Stored data:
☆ ☆ ☆

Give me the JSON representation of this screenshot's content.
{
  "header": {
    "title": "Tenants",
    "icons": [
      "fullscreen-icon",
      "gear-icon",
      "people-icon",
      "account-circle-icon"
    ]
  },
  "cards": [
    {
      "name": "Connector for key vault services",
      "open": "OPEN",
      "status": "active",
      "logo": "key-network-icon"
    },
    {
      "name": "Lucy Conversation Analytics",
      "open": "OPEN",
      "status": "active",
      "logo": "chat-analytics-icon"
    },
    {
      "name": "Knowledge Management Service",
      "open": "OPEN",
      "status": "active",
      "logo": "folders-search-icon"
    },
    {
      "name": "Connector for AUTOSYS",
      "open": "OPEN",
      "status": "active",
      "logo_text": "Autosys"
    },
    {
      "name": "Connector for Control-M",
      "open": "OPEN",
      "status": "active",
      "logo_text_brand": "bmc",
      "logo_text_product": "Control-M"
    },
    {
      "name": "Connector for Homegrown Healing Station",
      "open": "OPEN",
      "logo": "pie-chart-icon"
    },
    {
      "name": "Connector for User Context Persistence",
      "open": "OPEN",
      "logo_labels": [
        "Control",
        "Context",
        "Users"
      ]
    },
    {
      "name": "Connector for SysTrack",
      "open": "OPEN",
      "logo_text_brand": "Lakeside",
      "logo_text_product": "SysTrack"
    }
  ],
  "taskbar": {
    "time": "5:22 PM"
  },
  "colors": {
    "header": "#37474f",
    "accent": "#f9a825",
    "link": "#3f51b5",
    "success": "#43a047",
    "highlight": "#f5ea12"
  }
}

☆ ☆ ☆

:: Objective ::
Copy out the full material exactly as it appears.

:: Task solution ::
Give me the JSON representation of this screenshot's content.
{
  "header": {
    "title": "Tenants",
    "icons": [
      "fullscreen-icon",
      "gear-icon",
      "people-icon",
      "account-circle-icon"
    ]
  },
  "cards": [
    {
      "name": "Connector for key vault services",
      "open": "OPEN",
      "status": "active",
      "logo": "key-network-icon"
    },
    {
      "name": "Lucy Conversation Analytics",
      "open": "OPEN",
      "status": "active",
      "logo": "chat-analytics-icon"
    },
    {
      "name": "Knowledge Management Service",
      "open": "OPEN",
      "status": "active",
      "logo": "folders-search-icon"
    },
    {
      "name": "Connector for AUTOSYS",
      "open": "OPEN",
      "status": "active",
      "logo_text": "Autosys"
    },
    {
      "name": "Connector for Control-M",
      "open": "OPEN",
      "status": "active",
      "logo_text_brand": "bmc",
      "logo_text_product": "Control-M"
    },
    {
      "name": "Connector for Homegrown Healing Station",
      "open": "OPEN",
      "logo": "pie-chart-icon"
    },
    {
      "name": "Connector for User Context Persistence",
      "open": "OPEN",
      "logo_labels": [
        "Control",
        "Context",
        "Users"
      ]
    },
    {
      "name": "Connector for SysTrack",
      "open": "OPEN",
      "logo_text_brand": "Lakeside",
      "logo_text_product": "SysTrack"
    }
  ],
  "taskbar": {
    "time": "5:22 PM"
  },
  "colors": {
    "header": "#37474f",
    "accent": "#f9a825",
    "link": "#3f51b5",
    "success": "#43a047",
    "highlight": "#f5ea12"
  }
}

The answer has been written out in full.